Data records
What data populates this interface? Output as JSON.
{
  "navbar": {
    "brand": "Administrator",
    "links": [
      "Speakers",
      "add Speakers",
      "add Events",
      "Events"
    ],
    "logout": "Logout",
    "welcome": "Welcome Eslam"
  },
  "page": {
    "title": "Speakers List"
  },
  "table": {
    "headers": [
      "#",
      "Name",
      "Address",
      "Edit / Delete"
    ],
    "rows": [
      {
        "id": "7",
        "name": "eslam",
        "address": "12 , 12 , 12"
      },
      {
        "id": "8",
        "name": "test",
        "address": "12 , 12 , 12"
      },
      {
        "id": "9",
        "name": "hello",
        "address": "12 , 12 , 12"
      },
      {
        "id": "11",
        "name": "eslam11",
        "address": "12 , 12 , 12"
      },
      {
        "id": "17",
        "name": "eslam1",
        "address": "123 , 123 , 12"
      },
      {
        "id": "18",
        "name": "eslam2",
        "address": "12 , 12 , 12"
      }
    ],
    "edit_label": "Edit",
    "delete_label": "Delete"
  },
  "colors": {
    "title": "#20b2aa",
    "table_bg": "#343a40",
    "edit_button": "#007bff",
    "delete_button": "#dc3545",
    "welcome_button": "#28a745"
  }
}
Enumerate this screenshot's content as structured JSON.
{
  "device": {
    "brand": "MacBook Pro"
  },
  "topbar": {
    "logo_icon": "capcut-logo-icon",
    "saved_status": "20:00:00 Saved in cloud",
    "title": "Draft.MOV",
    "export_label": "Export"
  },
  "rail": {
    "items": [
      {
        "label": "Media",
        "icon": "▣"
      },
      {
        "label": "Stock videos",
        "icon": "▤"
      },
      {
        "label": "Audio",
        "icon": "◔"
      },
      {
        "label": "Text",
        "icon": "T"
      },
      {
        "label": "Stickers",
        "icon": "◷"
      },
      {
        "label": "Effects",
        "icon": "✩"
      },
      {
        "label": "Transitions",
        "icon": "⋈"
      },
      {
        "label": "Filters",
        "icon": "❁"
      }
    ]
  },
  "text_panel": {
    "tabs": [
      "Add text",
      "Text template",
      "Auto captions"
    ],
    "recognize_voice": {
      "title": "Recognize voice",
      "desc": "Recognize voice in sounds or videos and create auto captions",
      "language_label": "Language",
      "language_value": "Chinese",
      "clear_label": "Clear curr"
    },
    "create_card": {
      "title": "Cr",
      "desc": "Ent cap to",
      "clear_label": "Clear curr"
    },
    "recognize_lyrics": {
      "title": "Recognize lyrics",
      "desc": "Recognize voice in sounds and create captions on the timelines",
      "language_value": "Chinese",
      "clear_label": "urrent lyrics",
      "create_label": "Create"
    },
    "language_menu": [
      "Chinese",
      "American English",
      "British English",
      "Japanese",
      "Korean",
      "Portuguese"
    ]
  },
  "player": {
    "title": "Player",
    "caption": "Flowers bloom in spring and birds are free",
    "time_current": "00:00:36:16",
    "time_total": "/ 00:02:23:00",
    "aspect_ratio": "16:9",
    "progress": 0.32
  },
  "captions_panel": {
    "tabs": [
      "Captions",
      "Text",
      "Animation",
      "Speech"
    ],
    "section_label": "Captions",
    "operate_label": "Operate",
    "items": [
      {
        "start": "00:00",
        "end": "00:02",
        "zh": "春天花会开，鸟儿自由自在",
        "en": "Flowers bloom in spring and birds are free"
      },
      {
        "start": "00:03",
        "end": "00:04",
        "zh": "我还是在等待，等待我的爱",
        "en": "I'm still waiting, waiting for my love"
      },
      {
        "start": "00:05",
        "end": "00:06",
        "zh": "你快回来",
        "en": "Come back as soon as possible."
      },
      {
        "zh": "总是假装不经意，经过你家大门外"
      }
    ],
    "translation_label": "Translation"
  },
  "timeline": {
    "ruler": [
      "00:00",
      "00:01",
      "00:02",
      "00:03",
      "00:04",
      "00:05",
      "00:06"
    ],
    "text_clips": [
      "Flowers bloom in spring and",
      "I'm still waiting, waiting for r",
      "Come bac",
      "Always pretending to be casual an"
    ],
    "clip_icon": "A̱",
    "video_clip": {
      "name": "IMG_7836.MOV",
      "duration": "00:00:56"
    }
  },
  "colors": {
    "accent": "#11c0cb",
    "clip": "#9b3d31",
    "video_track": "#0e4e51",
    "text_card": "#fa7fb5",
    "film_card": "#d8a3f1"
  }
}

Short task
Extract all lines from the data in which "birds" is found.

Written solution
    "caption": "Flowers bloom in spring and birds are free",
        "en": "Flowers bloom in spring and birds are free"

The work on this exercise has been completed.